Task directions – Copy each line where the word "بدعم" occurs.

— start Recorded information —

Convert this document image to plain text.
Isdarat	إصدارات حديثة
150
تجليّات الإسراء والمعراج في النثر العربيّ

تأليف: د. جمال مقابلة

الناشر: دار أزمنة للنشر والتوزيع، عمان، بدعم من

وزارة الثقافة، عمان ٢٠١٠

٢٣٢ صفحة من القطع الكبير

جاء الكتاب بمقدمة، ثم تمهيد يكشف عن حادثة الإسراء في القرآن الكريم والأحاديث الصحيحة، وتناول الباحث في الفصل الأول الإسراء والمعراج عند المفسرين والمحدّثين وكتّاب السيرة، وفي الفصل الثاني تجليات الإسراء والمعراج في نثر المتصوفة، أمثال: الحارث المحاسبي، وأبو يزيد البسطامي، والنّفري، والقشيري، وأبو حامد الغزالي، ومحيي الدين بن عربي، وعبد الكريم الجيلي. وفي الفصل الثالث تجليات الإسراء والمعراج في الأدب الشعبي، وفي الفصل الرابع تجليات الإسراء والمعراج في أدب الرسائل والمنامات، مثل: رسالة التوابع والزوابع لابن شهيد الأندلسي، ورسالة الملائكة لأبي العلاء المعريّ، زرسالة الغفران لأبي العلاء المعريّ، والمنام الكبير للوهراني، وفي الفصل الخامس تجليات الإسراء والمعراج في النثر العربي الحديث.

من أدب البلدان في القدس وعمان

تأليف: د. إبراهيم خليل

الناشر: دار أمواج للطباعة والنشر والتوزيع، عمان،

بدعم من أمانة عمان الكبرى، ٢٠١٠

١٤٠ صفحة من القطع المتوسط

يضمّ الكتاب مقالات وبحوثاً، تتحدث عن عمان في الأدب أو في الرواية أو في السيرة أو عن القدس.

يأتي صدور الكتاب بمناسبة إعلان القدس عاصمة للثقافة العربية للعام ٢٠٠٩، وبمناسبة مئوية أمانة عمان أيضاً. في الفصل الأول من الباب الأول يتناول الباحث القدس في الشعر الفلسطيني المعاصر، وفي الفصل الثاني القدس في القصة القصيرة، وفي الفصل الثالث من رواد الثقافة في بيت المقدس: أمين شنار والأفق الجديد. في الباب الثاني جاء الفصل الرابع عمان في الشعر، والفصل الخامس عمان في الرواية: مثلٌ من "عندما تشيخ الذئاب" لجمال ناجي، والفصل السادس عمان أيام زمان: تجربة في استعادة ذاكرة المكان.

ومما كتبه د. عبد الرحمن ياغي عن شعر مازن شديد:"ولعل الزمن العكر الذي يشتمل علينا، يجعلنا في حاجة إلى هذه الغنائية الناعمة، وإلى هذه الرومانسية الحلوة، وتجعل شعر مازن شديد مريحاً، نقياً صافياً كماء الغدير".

— end Recorded information —

The solution –
الناشر: دار أزمنة للنشر والتوزيع، عمان، بدعم من
بدعم من أمانة عمان الكبرى، ٢٠١٠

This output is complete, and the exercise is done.